__Request__.
Reproduce verbatim the entries from the first line through the line containing "data-point-asbc600 bbox=[376, 475, 393, 493]", both included.

Element position data
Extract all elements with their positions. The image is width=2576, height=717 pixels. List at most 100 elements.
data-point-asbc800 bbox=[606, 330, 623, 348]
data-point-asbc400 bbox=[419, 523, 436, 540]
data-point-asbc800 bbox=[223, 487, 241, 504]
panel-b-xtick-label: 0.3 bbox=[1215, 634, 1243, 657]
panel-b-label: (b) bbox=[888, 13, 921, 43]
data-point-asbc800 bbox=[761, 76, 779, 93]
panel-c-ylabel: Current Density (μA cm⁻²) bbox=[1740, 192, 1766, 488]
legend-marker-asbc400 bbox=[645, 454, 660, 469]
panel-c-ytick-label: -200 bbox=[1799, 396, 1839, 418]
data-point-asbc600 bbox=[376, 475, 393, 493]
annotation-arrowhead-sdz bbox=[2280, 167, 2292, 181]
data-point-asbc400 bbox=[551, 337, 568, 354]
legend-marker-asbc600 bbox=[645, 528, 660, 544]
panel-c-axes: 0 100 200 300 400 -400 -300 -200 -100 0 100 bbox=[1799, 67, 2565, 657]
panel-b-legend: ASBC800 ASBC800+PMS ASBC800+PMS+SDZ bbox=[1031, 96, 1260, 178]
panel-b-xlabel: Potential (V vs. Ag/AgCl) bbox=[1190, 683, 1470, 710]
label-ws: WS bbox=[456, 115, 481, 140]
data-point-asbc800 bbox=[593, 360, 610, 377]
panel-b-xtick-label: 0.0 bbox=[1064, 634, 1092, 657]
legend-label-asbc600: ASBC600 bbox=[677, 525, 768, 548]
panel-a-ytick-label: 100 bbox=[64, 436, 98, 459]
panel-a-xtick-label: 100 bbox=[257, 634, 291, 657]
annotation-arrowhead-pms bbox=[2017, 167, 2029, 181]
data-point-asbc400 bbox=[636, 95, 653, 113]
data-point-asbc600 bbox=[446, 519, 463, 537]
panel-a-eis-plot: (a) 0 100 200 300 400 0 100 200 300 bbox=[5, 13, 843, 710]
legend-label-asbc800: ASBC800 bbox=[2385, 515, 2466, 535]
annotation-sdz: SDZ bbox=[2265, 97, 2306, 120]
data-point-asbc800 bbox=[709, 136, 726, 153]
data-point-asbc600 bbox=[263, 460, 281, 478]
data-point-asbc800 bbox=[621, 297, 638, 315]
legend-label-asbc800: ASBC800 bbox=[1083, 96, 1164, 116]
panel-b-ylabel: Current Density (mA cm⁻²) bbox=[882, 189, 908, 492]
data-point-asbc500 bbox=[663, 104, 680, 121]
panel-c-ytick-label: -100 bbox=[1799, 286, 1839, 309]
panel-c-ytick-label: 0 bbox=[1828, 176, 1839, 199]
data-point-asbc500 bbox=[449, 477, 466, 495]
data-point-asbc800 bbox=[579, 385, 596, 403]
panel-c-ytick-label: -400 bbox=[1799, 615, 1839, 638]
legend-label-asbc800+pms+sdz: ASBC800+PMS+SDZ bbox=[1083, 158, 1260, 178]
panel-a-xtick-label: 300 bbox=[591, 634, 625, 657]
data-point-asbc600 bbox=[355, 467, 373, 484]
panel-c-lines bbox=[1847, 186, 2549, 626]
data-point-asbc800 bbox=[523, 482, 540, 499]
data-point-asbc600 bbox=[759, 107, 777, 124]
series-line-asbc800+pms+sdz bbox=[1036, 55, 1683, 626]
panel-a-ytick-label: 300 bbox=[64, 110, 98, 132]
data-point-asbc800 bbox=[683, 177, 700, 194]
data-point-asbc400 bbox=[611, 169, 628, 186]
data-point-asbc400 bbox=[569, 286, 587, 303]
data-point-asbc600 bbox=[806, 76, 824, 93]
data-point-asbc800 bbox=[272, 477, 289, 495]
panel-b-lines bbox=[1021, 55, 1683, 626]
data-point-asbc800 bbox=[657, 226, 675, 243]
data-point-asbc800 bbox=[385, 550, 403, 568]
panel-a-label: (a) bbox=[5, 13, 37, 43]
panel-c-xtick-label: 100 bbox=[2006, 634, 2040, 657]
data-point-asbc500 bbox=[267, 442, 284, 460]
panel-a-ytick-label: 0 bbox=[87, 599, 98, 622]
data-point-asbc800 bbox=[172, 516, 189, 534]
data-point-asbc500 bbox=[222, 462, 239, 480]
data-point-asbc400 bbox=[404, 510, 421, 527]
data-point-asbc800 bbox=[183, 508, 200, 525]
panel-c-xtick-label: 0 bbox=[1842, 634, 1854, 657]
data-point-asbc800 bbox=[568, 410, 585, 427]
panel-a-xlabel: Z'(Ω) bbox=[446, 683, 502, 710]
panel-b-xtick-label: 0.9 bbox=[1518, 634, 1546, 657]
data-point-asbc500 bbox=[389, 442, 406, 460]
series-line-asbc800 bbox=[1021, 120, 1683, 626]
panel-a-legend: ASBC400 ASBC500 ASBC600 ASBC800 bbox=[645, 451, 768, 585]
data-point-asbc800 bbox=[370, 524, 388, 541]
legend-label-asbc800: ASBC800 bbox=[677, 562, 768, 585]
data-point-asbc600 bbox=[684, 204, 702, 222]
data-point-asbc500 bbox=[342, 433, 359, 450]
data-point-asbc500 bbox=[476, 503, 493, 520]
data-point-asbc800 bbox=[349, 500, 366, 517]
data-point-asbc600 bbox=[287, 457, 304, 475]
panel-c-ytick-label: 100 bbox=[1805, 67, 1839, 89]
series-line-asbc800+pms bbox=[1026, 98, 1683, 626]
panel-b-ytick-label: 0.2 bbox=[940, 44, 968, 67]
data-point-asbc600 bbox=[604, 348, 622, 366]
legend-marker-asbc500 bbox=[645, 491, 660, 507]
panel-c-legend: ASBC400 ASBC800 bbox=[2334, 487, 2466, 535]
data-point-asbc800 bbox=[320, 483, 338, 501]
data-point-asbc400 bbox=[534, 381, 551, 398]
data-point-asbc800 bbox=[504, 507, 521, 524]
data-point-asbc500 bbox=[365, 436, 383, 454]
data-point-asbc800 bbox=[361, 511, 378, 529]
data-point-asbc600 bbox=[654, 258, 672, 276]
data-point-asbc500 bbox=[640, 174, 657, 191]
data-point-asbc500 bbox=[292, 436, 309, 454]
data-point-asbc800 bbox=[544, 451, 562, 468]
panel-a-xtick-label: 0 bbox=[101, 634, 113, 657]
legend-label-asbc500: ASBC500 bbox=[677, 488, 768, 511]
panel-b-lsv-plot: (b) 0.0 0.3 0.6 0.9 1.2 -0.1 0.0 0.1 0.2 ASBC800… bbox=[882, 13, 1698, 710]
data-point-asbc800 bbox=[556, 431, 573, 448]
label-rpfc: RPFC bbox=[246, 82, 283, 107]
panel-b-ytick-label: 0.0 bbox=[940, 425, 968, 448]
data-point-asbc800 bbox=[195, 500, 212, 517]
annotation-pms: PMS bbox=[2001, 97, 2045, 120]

__In response__.
Extract all elements with their positions. The image is width=2576, height=717 pixels. List at most 100 elements.
data-point-asbc800 bbox=[606, 330, 623, 348]
data-point-asbc400 bbox=[419, 523, 436, 540]
data-point-asbc800 bbox=[223, 487, 241, 504]
panel-b-xtick-label: 0.3 bbox=[1215, 634, 1243, 657]
panel-b-label: (b) bbox=[888, 13, 921, 43]
data-point-asbc800 bbox=[761, 76, 779, 93]
panel-c-ylabel: Current Density (μA cm⁻²) bbox=[1740, 192, 1766, 488]
legend-marker-asbc400 bbox=[645, 454, 660, 469]
panel-c-ytick-label: -200 bbox=[1799, 396, 1839, 418]
data-point-asbc600 bbox=[376, 475, 393, 493]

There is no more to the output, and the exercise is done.